◆ WORK TO BE COMPLETED:
Check the records below line by line. Give the count of lines with "taga", and nothing else.

◆ MATERIAL TO PROCESS:
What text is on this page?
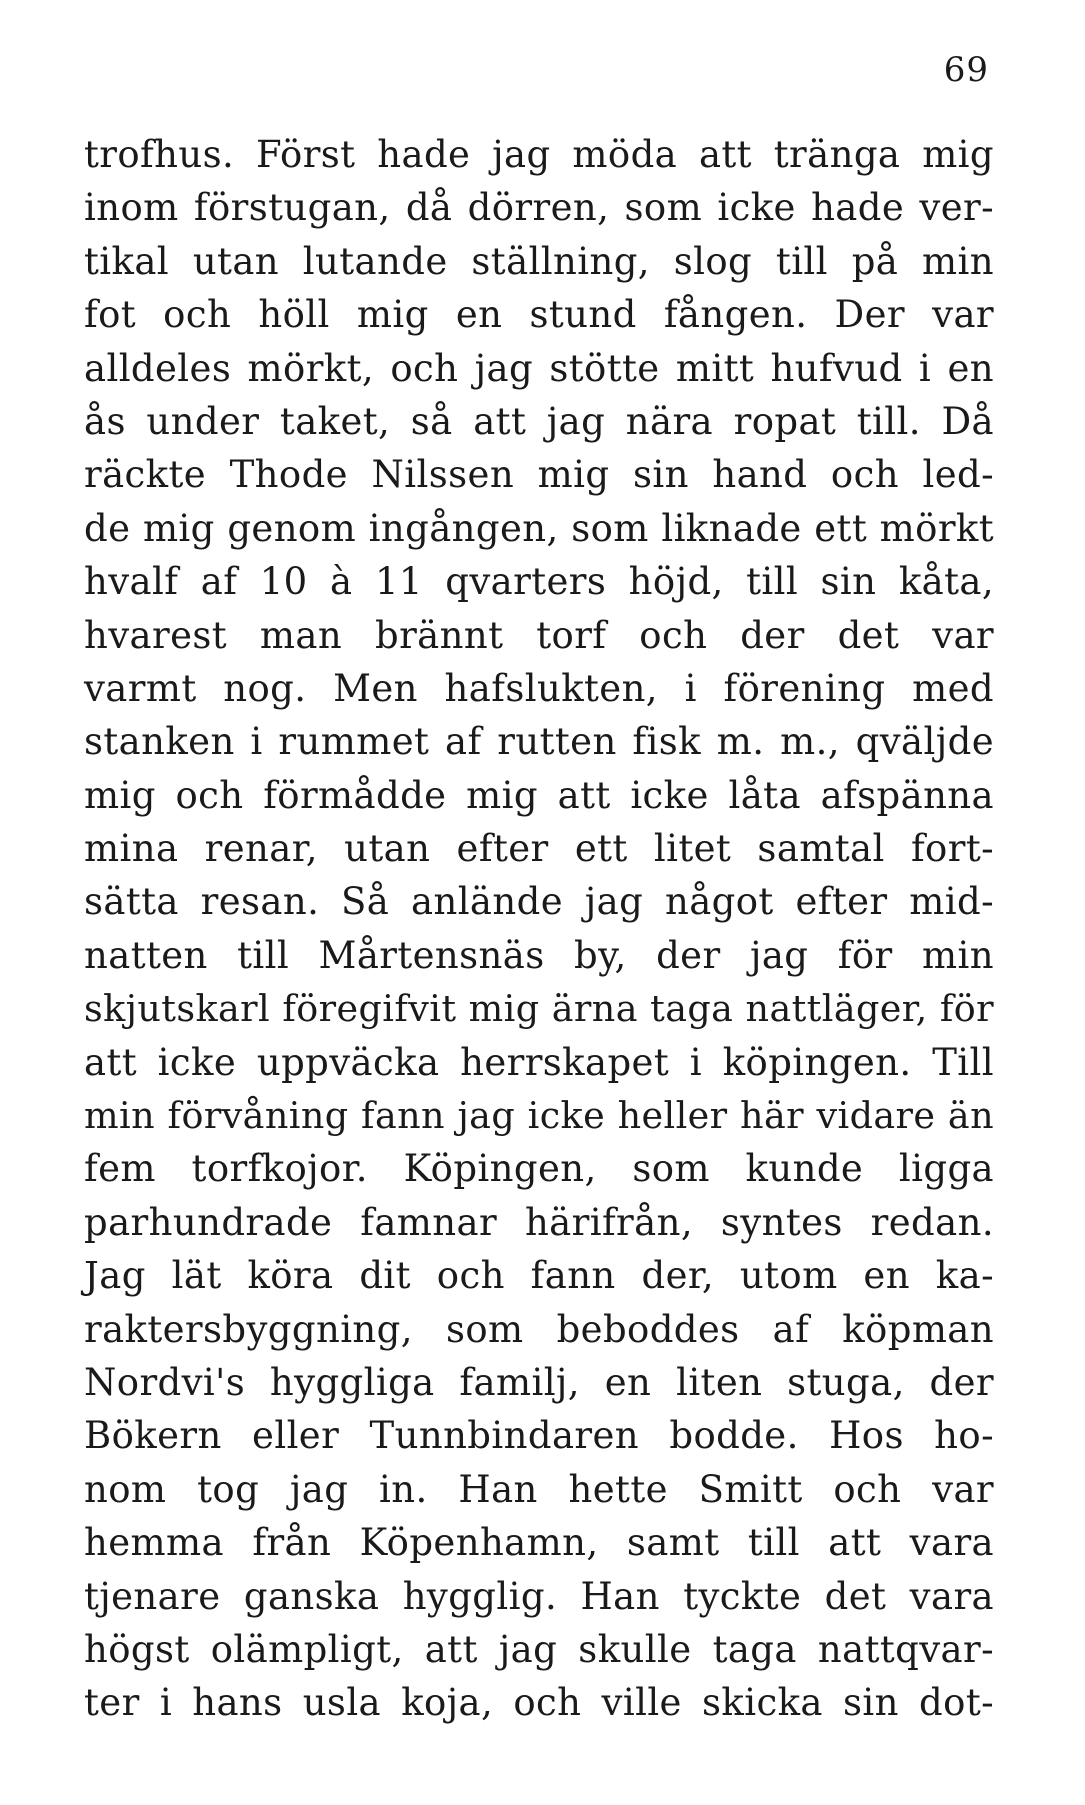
69
trofhus. Först hade jag möda att tränga mig
inom förstugan, då dörren, som icke hade ver-
tikal utan lutande ställning, slog till på min
fot och höll mig en stund fången. Der var
alldeles mörkt, och jag stötte mitt hufvud i en
ås under taket, så att jag nära ropat till. Då
räckte Thode Nilssen mig sin hand och led-
de mig genom ingången, som liknade ett mörkt
hvalf af 10 à 11 qvarters höjd, till sin kåta,
hvarest man brännt torf och der det var
varmt nog. Men hafslukten, i förening med
stanken i rummet af rutten fisk m. m., qväljde
mig och förmådde mig att icke låta afspänna
mina renar, utan efter ett litet samtal fort-
sätta resan. Så anlände jag något efter mid-
natten till Mårtensnäs by, der jag för min
skjutskarl föregifvit mig ärna taga nattläger, för
att icke uppväcka herrskapet i köpingen. Till
min förvåning fann jag icke heller här vidare än
fem torfkojor. Köpingen, som kunde ligga
parhundrade famnar härifrån, syntes redan.
Jag lät köra dit och fann der, utom en ka-
raktersbyggning, som beboddes af köpman
Nordvi's hyggliga familj, en liten stuga, der
Bökern eller Tunnbindaren bodde. Hos ho-
nom tog jag in. Han hette Smitt och var
hemma från Köpenhamn, samt till att vara
tjenare ganska hygglig. Han tyckte det vara
högst olämpligt, att jag skulle taga nattqvar-
ter i hans usla koja, och ville skicka sin dot-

◆ REPLY TO THE EXERCISE:
2